▶ Data to use

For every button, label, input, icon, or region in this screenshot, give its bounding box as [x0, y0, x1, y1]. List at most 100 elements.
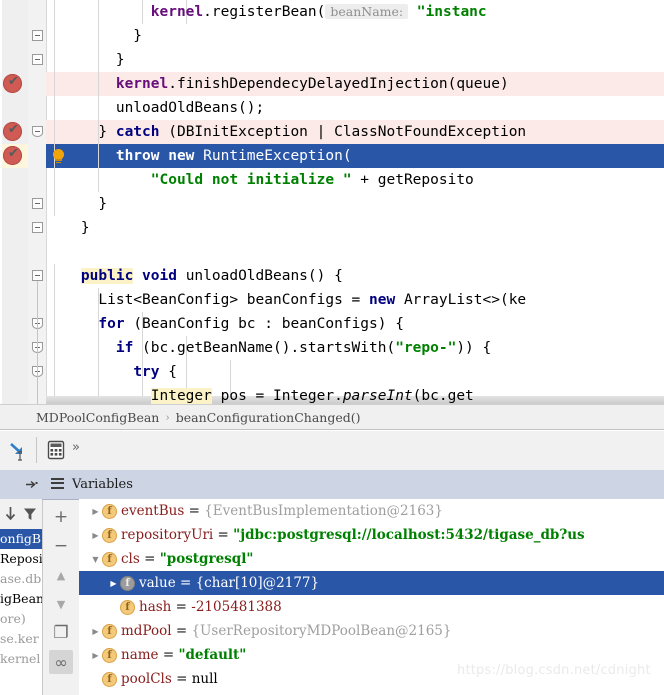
code-token: (bc.getBeanName().startsWith(: [133, 340, 396, 356]
variable-name: name: [121, 647, 159, 663]
variable-value: {char[10]@2177}: [195, 575, 320, 591]
code-line[interactable]: if (bc.getBeanName().startsWith("repo-")…: [46, 336, 664, 360]
field-icon: f: [102, 552, 117, 567]
variable-value: "postgresql": [159, 551, 254, 567]
frame-row[interactable]: kernel: [0, 649, 42, 669]
frame-row[interactable]: ore): [0, 609, 42, 629]
variables-panel-header: Variables: [42, 470, 664, 500]
code-line-text: for (BeanConfig bc : beanConfigs) {: [46, 312, 404, 336]
code-line[interactable]: "Could not initialize " + getReposito: [46, 168, 664, 192]
breakpoint-verified-icon[interactable]: ✔: [3, 122, 22, 141]
variables-menu-icon[interactable]: [51, 477, 64, 492]
twisty-collapsed-icon[interactable]: ▶: [89, 500, 102, 524]
code-token: pos = Integer.: [211, 388, 343, 404]
code-line[interactable]: [46, 240, 664, 264]
code-token: }: [46, 52, 125, 68]
code-token: void: [142, 268, 177, 284]
breadcrumb-method[interactable]: beanConfigurationChanged(): [176, 410, 361, 425]
code-token: parseInt: [342, 388, 413, 404]
collapse-icon[interactable]: [25, 478, 38, 494]
debug-toolbar[interactable]: »: [0, 431, 664, 471]
editor-gutter[interactable]: ✔ ✔ ✔: [0, 0, 28, 404]
code-line[interactable]: }: [46, 48, 664, 72]
code-fold-toggle-icon[interactable]: [32, 198, 43, 209]
breakpoint-verified-icon[interactable]: ✔: [3, 74, 22, 93]
code-line[interactable]: for (BeanConfig bc : beanConfigs) {: [46, 312, 664, 336]
editor-left-edge: [0, 0, 2, 431]
code-line[interactable]: try {: [46, 360, 664, 384]
twisty-collapsed-icon[interactable]: ▶: [89, 620, 102, 644]
export-threads-icon[interactable]: [3, 506, 18, 522]
frame-row[interactable]: ase.db: [0, 569, 42, 589]
code-token: (DBInitException | ClassNotFoundExceptio…: [159, 124, 527, 140]
remove-watch-button[interactable]: −: [49, 534, 73, 558]
variable-row[interactable]: fpoolSize = 32: [79, 691, 664, 695]
code-line-text: unloadOldBeans();: [46, 96, 264, 120]
evaluate-expression-icon[interactable]: [45, 439, 67, 461]
editor-fold-strip[interactable]: [28, 0, 47, 404]
code-token: new: [369, 292, 396, 308]
code-fold-toggle-icon[interactable]: [32, 270, 43, 281]
inline-watches-button[interactable]: ∞: [49, 650, 73, 674]
debugger-panel: onfigB Reposi ase.db igBean ore) se.ker kernel…: [0, 470, 664, 695]
twisty-collapsed-icon[interactable]: ▶: [89, 644, 102, 668]
code-fold-toggle-icon[interactable]: [32, 54, 43, 65]
code-line[interactable]: }: [46, 192, 664, 216]
variable-row[interactable]: ▶ f eventBus = {EventBusImplementation@216…: [79, 499, 664, 523]
code-line[interactable]: public void unloadOldBeans() {: [46, 264, 664, 288]
breadcrumb-class[interactable]: MDPoolConfigBean: [36, 410, 159, 425]
code-line[interactable]: throw new RuntimeException(: [46, 144, 664, 168]
code-token: {: [159, 364, 177, 380]
frames-panel[interactable]: onfigB Reposi ase.db igBean ore) se.ker kernel: [0, 470, 42, 695]
breakpoint-check-glyph: ✔: [8, 146, 19, 161]
code-line[interactable]: List<BeanConfig> beanConfigs = new Array…: [46, 288, 664, 312]
frames-list[interactable]: onfigB Reposi ase.db igBean ore) se.ker kernel: [0, 529, 42, 695]
frame-row[interactable]: igBean: [0, 589, 42, 609]
toolbar-overflow-icon[interactable]: »: [72, 440, 80, 455]
move-up-button[interactable]: ▲: [49, 563, 73, 587]
code-token: .finishDependecyDelayedInjection(queue): [168, 76, 509, 92]
variable-value: {EventBusImplementation@2163}: [204, 503, 443, 519]
breakpoint-verified-icon[interactable]: ✔: [3, 146, 22, 165]
code-surface[interactable]: kernel.registerBean( beanName: "instanc …: [46, 0, 664, 404]
variable-row[interactable]: ▶ f mdPool = {UserRepositoryMDPoolBean@216…: [79, 619, 664, 643]
code-line-text: Integer pos = Integer.parseInt(bc.get: [46, 384, 474, 404]
code-line[interactable]: }: [46, 24, 664, 48]
frames-toolbar[interactable]: [0, 499, 42, 529]
code-line[interactable]: }: [46, 216, 664, 240]
variable-row[interactable]: ▼ f cls = "postgresql": [79, 547, 664, 571]
variable-row[interactable]: ▶ f value = {char[10]@2177}: [79, 571, 664, 595]
twisty-collapsed-icon[interactable]: ▶: [107, 572, 120, 596]
restore-layout-icon[interactable]: [8, 441, 30, 461]
code-line[interactable]: kernel.registerBean( beanName: "instanc: [46, 0, 664, 24]
variable-row[interactable]: ▶ f repositoryUri = "jdbc:postgresql://loc…: [79, 523, 664, 547]
variable-row[interactable]: f poolCls = null: [79, 667, 664, 691]
copy-value-button[interactable]: ❐: [49, 621, 73, 645]
variables-list[interactable]: ▶ f eventBus = {EventBusImplementation@216…: [79, 499, 664, 695]
variable-equals: =: [171, 623, 192, 639]
variable-row[interactable]: ▶ f name = "default": [79, 643, 664, 667]
code-token: }: [46, 196, 108, 212]
field-icon: f: [102, 648, 117, 663]
frame-row[interactable]: se.ker: [0, 629, 42, 649]
variable-row[interactable]: f hash = -2105481388: [79, 595, 664, 619]
breadcrumb[interactable]: MDPoolConfigBean › beanConfigurationChan…: [0, 404, 664, 430]
variables-mini-toolbar[interactable]: + − ▲ ▼ ❐ ∞: [42, 499, 80, 695]
frame-row[interactable]: Reposi: [0, 549, 42, 569]
code-token: "instanc: [408, 4, 487, 20]
twisty-collapsed-icon[interactable]: ▶: [89, 524, 102, 548]
code-line[interactable]: } catch (DBInitException | ClassNotFound…: [46, 120, 664, 144]
code-editor[interactable]: ✔ ✔ ✔ kernel.registerBean( beanName: "inst…: [0, 0, 664, 404]
add-watch-button[interactable]: +: [49, 505, 73, 529]
code-fold-toggle-icon[interactable]: [32, 126, 43, 137]
twisty-expanded-icon[interactable]: ▼: [89, 548, 102, 572]
filter-icon[interactable]: [22, 506, 38, 522]
variable-value: null: [191, 671, 218, 687]
code-fold-toggle-icon[interactable]: [32, 30, 43, 41]
code-line[interactable]: unloadOldBeans();: [46, 96, 664, 120]
code-fold-toggle-icon[interactable]: [32, 222, 43, 233]
code-line[interactable]: kernel.finishDependecyDelayedInjection(q…: [46, 72, 664, 96]
frame-row[interactable]: onfigB: [0, 529, 42, 549]
frames-panel-header: [0, 470, 42, 500]
move-down-button[interactable]: ▼: [49, 592, 73, 616]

▶ Brief
Take the material from the line containing "code-token: (bc.getBeanName().startsWith(: [133, 340, 396, 356]" through the line containing "360, 664, 384]" and change "debug-toolbar" to "debugger-toolbar", leaving everything else as it is. Return only those lines.

▶ Complete answer
code-token: (bc.getBeanName().startsWith(: [133, 340, 396, 356]
variable-name: name: [121, 647, 159, 663]
variable-value: {char[10]@2177}: [195, 575, 320, 591]
code-line[interactable]: if (bc.getBeanName().startsWith("repo-")…: [46, 336, 664, 360]
field-icon: f: [102, 552, 117, 567]
variable-value: "postgresql": [159, 551, 254, 567]
frame-row[interactable]: kernel: [0, 649, 42, 669]
frame-row[interactable]: ore): [0, 609, 42, 629]
variables-panel-header: Variables: [42, 470, 664, 500]
code-line-text: for (BeanConfig bc : beanConfigs) {: [46, 312, 404, 336]
code-line[interactable]: "Could not initialize " + getReposito: [46, 168, 664, 192]
breakpoint-verified-icon[interactable]: ✔: [3, 122, 22, 141]
variables-menu-icon[interactable]: [51, 477, 64, 492]
twisty-collapsed-icon[interactable]: ▶: [89, 500, 102, 524]
code-token: pos = Integer.: [211, 388, 343, 404]
code-line[interactable]: [46, 240, 664, 264]
code-token: }: [46, 52, 125, 68]
code-token: void: [142, 268, 177, 284]
breadcrumb-method[interactable]: beanConfigurationChanged(): [176, 410, 361, 425]
code-token: parseInt: [342, 388, 413, 404]
collapse-icon[interactable]: [25, 478, 38, 494]
debugger-toolbar[interactable]: »: [0, 431, 664, 471]
editor-gutter[interactable]: ✔ ✔ ✔: [0, 0, 28, 404]
code-line[interactable]: }: [46, 48, 664, 72]
code-fold-toggle-icon[interactable]: [32, 198, 43, 209]
breakpoint-verified-icon[interactable]: ✔: [3, 74, 22, 93]
code-line[interactable]: for (BeanConfig bc : beanConfigs) {: [46, 312, 664, 336]
editor-left-edge: [0, 0, 2, 431]
code-line[interactable]: try {: [46, 360, 664, 384]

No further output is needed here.